(Beginning of Input for this task)
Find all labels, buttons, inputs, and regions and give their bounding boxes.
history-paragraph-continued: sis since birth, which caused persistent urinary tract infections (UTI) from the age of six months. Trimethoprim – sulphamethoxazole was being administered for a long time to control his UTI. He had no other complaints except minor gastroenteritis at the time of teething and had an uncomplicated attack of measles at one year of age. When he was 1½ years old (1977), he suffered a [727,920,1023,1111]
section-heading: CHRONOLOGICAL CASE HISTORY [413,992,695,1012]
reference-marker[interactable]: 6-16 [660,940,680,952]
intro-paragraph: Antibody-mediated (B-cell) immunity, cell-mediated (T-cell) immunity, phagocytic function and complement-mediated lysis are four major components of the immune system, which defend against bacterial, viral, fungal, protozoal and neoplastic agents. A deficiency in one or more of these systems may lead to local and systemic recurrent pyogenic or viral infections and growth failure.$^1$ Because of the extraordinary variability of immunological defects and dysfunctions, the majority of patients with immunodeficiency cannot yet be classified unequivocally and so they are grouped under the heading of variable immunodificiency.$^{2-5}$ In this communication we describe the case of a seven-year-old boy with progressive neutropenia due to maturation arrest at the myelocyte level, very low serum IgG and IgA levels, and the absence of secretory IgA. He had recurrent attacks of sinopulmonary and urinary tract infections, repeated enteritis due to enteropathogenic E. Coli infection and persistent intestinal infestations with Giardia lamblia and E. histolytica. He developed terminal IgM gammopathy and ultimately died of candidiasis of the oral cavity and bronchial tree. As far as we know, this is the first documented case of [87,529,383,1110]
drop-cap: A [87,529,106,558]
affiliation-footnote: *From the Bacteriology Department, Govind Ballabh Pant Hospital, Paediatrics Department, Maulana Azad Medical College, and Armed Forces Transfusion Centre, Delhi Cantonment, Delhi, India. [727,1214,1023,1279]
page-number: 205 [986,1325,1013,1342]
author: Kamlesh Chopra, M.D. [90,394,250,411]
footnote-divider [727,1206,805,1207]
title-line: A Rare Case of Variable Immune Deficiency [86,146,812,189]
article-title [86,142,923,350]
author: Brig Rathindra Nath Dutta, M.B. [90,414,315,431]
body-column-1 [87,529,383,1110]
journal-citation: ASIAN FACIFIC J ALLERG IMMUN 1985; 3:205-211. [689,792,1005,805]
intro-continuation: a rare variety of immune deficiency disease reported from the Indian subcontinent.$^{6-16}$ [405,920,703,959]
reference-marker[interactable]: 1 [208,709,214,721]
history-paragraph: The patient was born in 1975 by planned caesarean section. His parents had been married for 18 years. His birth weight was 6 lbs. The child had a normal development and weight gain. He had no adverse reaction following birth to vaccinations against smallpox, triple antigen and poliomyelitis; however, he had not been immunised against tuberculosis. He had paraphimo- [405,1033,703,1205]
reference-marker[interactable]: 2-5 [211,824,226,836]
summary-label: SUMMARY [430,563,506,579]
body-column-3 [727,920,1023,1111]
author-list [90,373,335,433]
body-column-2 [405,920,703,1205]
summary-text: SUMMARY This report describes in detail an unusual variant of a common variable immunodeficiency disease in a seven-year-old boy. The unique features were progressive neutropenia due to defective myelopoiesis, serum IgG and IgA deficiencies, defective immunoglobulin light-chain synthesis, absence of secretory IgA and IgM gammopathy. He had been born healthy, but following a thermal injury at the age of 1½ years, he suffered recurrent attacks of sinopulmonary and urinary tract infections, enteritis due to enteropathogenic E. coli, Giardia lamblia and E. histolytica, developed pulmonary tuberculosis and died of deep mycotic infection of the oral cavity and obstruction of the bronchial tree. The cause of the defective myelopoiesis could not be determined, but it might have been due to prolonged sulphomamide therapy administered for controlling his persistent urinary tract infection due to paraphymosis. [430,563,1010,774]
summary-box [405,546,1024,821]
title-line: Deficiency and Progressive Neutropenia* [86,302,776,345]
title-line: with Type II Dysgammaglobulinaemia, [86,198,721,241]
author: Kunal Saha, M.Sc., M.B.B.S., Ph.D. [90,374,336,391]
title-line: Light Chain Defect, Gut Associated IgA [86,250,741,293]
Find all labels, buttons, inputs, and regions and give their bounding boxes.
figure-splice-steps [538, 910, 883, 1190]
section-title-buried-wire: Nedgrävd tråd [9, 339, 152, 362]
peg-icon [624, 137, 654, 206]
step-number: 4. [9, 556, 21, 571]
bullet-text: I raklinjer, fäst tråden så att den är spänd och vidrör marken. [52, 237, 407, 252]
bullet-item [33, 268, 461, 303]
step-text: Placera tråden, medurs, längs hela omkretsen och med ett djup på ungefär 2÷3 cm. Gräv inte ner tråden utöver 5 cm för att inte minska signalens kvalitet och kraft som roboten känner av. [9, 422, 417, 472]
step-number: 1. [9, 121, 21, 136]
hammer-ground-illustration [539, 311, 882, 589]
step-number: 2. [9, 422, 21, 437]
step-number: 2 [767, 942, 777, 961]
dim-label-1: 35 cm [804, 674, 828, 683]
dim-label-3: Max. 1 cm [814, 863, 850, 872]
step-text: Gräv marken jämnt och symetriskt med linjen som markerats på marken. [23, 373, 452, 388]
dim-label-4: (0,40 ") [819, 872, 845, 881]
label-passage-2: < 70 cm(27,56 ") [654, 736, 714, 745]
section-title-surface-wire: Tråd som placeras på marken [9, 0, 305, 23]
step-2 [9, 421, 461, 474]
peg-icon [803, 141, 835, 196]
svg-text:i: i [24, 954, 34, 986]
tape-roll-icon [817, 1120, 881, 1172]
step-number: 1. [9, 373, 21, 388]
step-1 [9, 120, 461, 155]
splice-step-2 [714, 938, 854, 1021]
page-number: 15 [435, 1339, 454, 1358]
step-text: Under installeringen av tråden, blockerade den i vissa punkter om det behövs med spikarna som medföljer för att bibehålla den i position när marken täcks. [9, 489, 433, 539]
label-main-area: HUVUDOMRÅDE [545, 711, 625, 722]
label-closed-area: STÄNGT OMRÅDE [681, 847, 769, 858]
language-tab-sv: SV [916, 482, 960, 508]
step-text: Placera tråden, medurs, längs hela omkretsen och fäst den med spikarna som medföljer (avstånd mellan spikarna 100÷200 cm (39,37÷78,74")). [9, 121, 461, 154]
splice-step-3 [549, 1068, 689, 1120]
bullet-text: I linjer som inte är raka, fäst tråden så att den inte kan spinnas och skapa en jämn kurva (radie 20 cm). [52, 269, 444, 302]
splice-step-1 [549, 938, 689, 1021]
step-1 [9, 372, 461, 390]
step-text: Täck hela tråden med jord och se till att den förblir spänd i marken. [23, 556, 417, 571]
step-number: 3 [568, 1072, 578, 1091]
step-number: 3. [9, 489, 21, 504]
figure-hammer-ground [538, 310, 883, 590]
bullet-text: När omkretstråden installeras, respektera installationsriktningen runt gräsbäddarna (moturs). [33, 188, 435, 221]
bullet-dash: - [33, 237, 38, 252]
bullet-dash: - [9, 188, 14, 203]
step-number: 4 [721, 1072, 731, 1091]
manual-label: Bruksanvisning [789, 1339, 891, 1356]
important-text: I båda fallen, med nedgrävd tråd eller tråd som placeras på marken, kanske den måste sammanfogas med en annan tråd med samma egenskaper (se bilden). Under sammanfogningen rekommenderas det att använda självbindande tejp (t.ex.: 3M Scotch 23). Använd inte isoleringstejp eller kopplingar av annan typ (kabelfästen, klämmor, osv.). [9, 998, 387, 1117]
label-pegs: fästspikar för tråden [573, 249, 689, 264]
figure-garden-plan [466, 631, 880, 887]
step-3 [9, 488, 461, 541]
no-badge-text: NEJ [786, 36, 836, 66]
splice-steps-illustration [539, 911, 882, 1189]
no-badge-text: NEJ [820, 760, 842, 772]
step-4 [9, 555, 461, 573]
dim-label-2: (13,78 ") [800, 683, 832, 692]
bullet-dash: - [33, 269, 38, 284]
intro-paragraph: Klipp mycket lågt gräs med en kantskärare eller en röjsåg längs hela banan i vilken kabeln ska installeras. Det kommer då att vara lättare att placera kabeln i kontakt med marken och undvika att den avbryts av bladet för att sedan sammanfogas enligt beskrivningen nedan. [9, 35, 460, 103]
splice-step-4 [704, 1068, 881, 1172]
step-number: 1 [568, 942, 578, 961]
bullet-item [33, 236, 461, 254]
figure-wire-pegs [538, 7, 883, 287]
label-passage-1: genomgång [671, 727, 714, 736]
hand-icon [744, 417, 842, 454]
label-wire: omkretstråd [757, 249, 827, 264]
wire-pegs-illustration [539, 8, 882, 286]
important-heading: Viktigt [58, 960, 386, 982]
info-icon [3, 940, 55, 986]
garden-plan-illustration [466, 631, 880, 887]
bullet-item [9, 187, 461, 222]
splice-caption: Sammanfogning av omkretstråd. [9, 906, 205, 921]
(End of Input for this task)
▶ What needs to be done
Look through the data and gather every line with the string "illustration" in it.

▶ Answer below
hammer-ground-illustration [539, 311, 882, 589]
splice-steps-illustration [539, 911, 882, 1189]
wire-pegs-illustration [539, 8, 882, 286]
garden-plan-illustration [466, 631, 880, 887]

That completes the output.